- **Exercise description**: Everything in the listing except the pictures should be written out exactly.

Dataset entries on figures
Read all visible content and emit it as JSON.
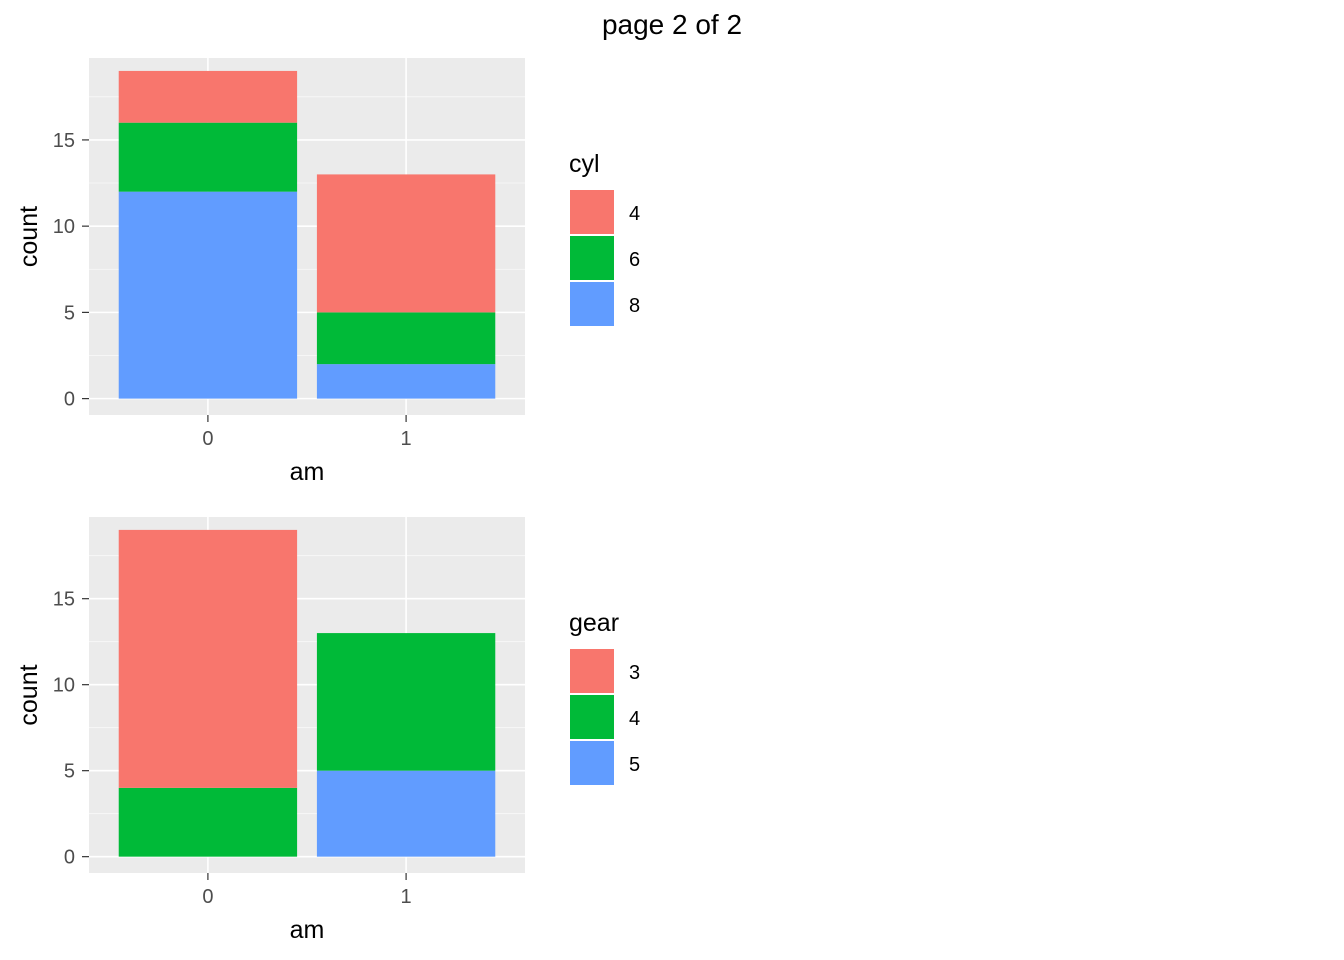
{
  "page": {
    "title": "page 2 of 2"
  },
  "chart_data": [
    {
      "type": "bar",
      "stacked": true,
      "xlabel": "am",
      "ylabel": "count",
      "categories": [
        "0",
        "1"
      ],
      "ylim": [
        0,
        19
      ],
      "y_ticks": [
        0,
        5,
        10,
        15
      ],
      "legend_title": "cyl",
      "legend_position": "right",
      "grid": true,
      "series": [
        {
          "name": "4",
          "color": "#F8766D",
          "values": [
            3,
            8
          ]
        },
        {
          "name": "6",
          "color": "#00BA38",
          "values": [
            4,
            3
          ]
        },
        {
          "name": "8",
          "color": "#619CFF",
          "values": [
            12,
            2
          ]
        }
      ]
    },
    {
      "type": "bar",
      "stacked": true,
      "xlabel": "am",
      "ylabel": "count",
      "categories": [
        "0",
        "1"
      ],
      "ylim": [
        0,
        19
      ],
      "y_ticks": [
        0,
        5,
        10,
        15
      ],
      "legend_title": "gear",
      "legend_position": "right",
      "grid": true,
      "series": [
        {
          "name": "3",
          "color": "#F8766D",
          "values": [
            15,
            0
          ]
        },
        {
          "name": "4",
          "color": "#00BA38",
          "values": [
            4,
            8
          ]
        },
        {
          "name": "5",
          "color": "#619CFF",
          "values": [
            0,
            5
          ]
        }
      ]
    }
  ]
}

- **Answer to this exercise**:
Read all visible content and emit it as JSON.
{
  "page": {
    "title": "page 2 of 2"
  },
  "chart_data": [
    {
      "type": "bar",
      "stacked": true,
      "xlabel": "am",
      "ylabel": "count",
      "categories": [
        "0",
        "1"
      ],
      "ylim": [
        0,
        19
      ],
      "y_ticks": [
        0,
        5,
        10,
        15
      ],
      "legend_title": "cyl",
      "legend_position": "right",
      "grid": true,
      "series": [
        {
          "name": "4",
          "color": "#F8766D",
          "values": [
            3,
            8
          ]
        },
        {
          "name": "6",
          "color": "#00BA38",
          "values": [
            4,
            3
          ]
        },
        {
          "name": "8",
          "color": "#619CFF",
          "values": [
            12,
            2
          ]
        }
      ]
    },
    {
      "type": "bar",
      "stacked": true,
      "xlabel": "am",
      "ylabel": "count",
      "categories": [
        "0",
        "1"
      ],
      "ylim": [
        0,
        19
      ],
      "y_ticks": [
        0,
        5,
        10,
        15
      ],
      "legend_title": "gear",
      "legend_position": "right",
      "grid": true,
      "series": [
        {
          "name": "3",
          "color": "#F8766D",
          "values": [
            15,
            0
          ]
        },
        {
          "name": "4",
          "color": "#00BA38",
          "values": [
            4,
            8
          ]
        },
        {
          "name": "5",
          "color": "#619CFF",
          "values": [
            0,
            5
          ]
        }
      ]
    }
  ]
}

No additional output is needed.